> _SELECTED EXTRACT_:
§ §
The 20 Best Greek Movies of The 21st Century

Greek cinema has not always been what you would call a flourishing business. Unsupported in terms of state funding and obstructed by tribulations and prohibitions of the country’s recent political history and the economic crisis that made things financially even more challenging especially for new directors, Greek cinema has not been very popular among audiences worldwide during the past century. As a matter of fact, it has been, unfortunately, underestimated even by the Greek audience.

However, there has been a list of directors who managed to make their presence felt both in the indigenous and in the global cinematic spotlight over the years, including Theo Angelopoulos, Nikos Koundouros, Costa Gavras, Nikos Nikolaidis, Michael Cacoyannis, Tonia Marketaki, Pantelis Voulgaris, Nikos Grammatikos, Stavros Tornes and others.

Despite the adverse conditions, while we progress from the dawn of the 21st century onward, Greek cinema is becoming more and more productive and appealing to audiences worldwide. Some modern Greek directors are represented in the following list, with Yannis Economides, Panos H. Koutras, Nikos Grammatikos, Alexander Voulgaris, Constantine Giannarisand Argyris Papadimitropoulos having the greatest effect among them.

Its freshly acquired universal reputation has been enhanced by the appearance of a rather new cinematic style, the Greek Weird Wave, established by Yorgos Lanthimos’ “Dogtooth” in 2009, which has inspired and now extended to other directors like Athina Rachel Tsangari, Alexandros Avranas, Babis Makridis and others.

This list is an effort to gather the best Greek films of the past 18 years, attempting for the titles to be as representative as possible of various directors and genres.

 

20. Wednesday 04:45 (Alexis Alexiou, 2015)
§ §
> _GIVEN REQUEST 1_: In the article on Greek movies, reproduce verbatim the passage from "Its freshly acquired" to "Makridis and others.".
> _GIVEN REQUEST 2_: According to the article on Greek movies, which film established the Greek Weird Wave?

> _DATASET EXTRACT_:
§ §
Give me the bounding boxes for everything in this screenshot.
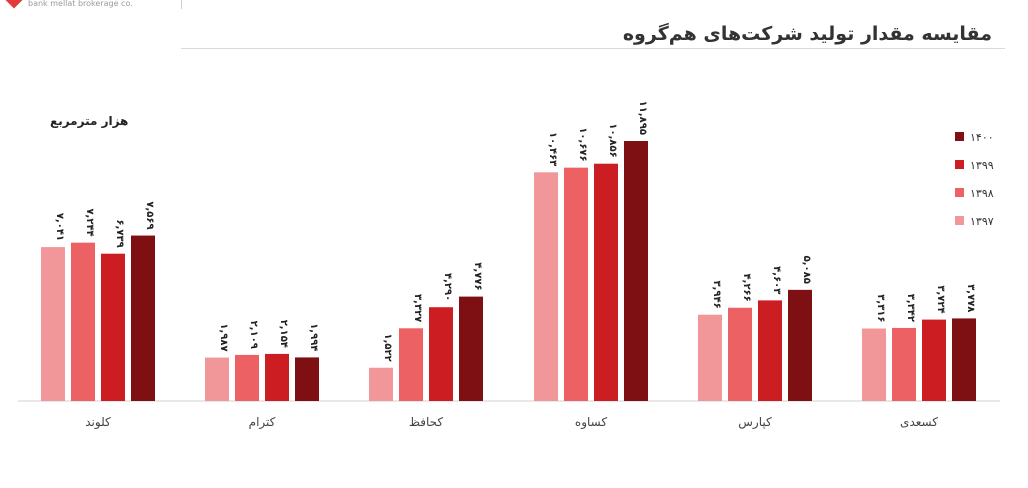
§ §
> _FULL SOLUTION 1_:
Its freshly acquired universal reputation has been enhanced by the appearance of a rather new cinematic style, the Greek Weird Wave, established by Yorgos Lanthimos’ “Dogtooth” in 2009, which has inspired and now extended to other directors like Athina Rachel Tsangari, Alexandros Avranas, Babis Makridis and others.

> _FULL SOLUTION 2_: Yorgos Lanthimos’ “Dogtooth,” in 2009.